Historically, in an election campaign, the major political parties save up big announcements for the crunch weeks just before the vote, when the media – and therefore, the logic goes, voters – are watching.
At the last election, Labor hardheads realised the fragmentation of media meant they could not count on reaching most voters within the five or six weeks of a campaign. Instead, the government announced its big-bang health policies early in the year, giving them time to filter out through the hundreds of different channels now available.
This is a long way of saying that it is very difficult right now to discern exactly what is happening politically with the budget. It may be even harder to discern what is happening on the substance – but one step at a time.
Despite the tenor of most reporting, the early polls would not have troubled Labor. Newspoll found Labor losing no votes. The Resolve Political Monitor, in this masthead, found Labor going backwards, but moving within a range it has been in since March. Yes, there is now a debate about the broader changes to capital gains tax. But given that this budget upset decades-old assumptions about property taxes, Labor should have been thrilled there was no immediate voter revolt.

__EXTRACTED RECORDS__.
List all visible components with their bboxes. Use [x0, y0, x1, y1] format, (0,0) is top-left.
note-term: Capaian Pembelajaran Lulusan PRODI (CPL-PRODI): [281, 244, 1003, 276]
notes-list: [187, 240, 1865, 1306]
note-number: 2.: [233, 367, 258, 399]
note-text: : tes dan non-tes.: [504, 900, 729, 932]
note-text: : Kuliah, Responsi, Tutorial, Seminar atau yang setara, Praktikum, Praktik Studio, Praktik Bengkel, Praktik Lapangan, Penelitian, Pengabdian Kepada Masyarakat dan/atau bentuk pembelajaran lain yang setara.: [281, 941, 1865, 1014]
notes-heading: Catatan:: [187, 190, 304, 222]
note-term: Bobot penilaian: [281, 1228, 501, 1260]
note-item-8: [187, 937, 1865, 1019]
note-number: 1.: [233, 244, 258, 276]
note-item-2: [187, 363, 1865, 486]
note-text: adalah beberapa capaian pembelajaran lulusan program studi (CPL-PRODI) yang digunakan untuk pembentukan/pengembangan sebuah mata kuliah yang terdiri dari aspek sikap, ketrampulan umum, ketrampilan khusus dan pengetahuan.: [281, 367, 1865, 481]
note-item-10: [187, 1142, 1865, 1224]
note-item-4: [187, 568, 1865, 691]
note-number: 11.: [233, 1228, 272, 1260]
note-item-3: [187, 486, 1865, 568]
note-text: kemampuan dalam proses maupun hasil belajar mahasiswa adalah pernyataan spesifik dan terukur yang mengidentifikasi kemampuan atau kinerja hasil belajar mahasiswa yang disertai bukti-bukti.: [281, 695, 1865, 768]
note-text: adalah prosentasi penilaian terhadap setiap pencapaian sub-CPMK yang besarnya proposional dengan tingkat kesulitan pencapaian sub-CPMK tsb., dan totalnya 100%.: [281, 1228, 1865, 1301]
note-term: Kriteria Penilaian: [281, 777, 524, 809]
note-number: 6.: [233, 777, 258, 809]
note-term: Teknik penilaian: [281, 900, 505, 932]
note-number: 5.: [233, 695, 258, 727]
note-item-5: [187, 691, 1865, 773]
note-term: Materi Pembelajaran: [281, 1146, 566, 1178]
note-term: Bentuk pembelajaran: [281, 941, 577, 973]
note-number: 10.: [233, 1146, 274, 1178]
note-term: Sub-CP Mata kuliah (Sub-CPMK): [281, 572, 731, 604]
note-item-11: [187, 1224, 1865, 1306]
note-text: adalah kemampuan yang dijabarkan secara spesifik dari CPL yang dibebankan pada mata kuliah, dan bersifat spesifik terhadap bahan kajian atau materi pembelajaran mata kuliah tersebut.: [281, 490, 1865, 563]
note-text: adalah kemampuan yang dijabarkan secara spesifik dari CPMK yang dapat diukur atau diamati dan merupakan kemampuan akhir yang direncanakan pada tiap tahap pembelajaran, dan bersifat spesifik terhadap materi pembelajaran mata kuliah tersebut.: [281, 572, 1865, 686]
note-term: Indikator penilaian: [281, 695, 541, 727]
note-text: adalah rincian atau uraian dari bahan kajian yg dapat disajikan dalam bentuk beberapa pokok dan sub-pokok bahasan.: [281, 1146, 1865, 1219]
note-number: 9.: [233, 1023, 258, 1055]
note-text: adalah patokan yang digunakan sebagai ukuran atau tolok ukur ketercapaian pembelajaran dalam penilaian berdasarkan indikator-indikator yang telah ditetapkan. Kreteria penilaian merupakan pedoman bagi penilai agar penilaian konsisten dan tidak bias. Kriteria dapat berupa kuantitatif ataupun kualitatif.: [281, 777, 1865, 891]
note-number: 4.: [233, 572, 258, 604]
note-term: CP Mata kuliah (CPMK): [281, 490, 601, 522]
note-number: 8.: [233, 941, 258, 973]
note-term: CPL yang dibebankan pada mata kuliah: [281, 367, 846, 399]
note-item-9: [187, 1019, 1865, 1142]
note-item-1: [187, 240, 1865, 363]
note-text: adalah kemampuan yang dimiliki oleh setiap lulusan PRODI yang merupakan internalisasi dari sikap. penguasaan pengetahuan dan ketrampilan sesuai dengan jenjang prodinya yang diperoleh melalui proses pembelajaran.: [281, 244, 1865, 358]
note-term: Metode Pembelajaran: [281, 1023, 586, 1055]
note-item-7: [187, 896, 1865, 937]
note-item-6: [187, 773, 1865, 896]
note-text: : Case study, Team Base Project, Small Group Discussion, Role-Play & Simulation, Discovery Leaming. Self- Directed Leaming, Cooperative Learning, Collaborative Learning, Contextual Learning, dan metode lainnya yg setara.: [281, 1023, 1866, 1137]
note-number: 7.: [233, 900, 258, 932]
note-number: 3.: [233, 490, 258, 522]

__DIRECTIONS__.
**a)** Answer these from the budget commentary:
(i) At the last election, when did the government announce its big-bang health policies?
(ii) What did Newspoll find about Labor's vote?
(iii) According to the Resolve Political Monitor, since when has Labor been moving within its current range?
**b)** Reproduce the budget commentary word for word, between "Historically, in an" and "voters – are watching.", inclusive.

__ANSWERS__.
**a)**
(i) Early in the year.
(ii) Labor losing no votes.
(iii) Since March.

**b)**
Historically, in an election campaign, the major political parties save up big announcements for the crunch weeks just before the vote, when the media – and therefore, the logic goes, voters – are watching.